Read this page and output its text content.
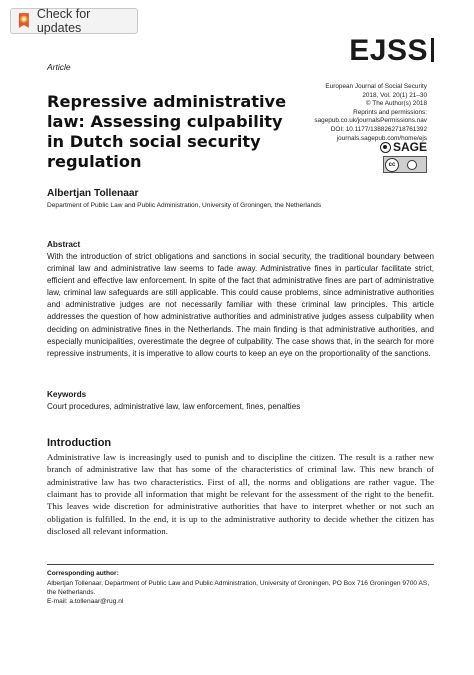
Check for updates
Article	EJSS
European Journal of Social Security
2018, Vol. 20(1) 21–30
© The Author(s) 2018
Reprints and permissions:
sagepub.co.uk/journalsPermissions.nav
DOI: 10.1177/1388262718761392
journals.sagepub.com/home/ejs
SAGE
cc
Repressive administrative law: Assessing culpability in Dutch social security regulation
Albertjan Tollenaar
Department of Public Law and Public Administration, University of Groningen, the Netherlands
Abstract

With the introduction of strict obligations and sanctions in social security, the traditional boundary between criminal law and administrative law seems to fade away. Administrative fines in particular facilitate strict, efficient and effective law enforcement. In spite of the fact that administrative fines are part of administrative law, criminal law safeguards are still applicable. This could cause problems, since administrative authorities and administrative judges are not necessarily familiar with these criminal law principles. This article addresses the question of how administrative authorities and administrative judges assess culpability when deciding on administrative fines in the Netherlands. The main finding is that administrative authorities, and especially municipalities, overestimate the degree of culpability. The case shows that, in the search for more repressive instruments, it is imperative to allow courts to keep an eye on the proportionality of the sanctions.

Keywords
Court procedures, administrative law, law enforcement, fines, penalties
Introduction

Administrative law is increasingly used to punish and to discipline the citizen. The result is a rather new branch of administrative law that has some of the characteristics of criminal law. This new branch of administrative law has two characteristics. First of all, the norms and obligations are rather vague. The claimant has to provide all information that might be relevant for the assessment of the right to the benefit. This leaves wide discretion for administrative authorities that have to interpret whether or not such an obligation is fulfilled. In the end, it is up to the administrative authority to decide whether the citizen has disclosed all relevant information.

Corresponding author:
Albertjan Tollenaar, Department of Public Law and Public Administration, University of Groningen, PO Box 716 Groningen 9700 AS, the Netherlands.
E-mail: a.tollenaar@rug.nl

○ ○ ○ ○ ○

GOAL OF THE EXERCISE
Each line above that holds the string "Groningen" should be copied and shown.

EXPECTED OUTPUT
Department of Public Law and Public Administration, University of Groningen, the Netherlands
Albertjan Tollenaar, Department of Public Law and Public Administration, University of Groningen, PO Box 716 Groningen 9700 AS, the Netherlands.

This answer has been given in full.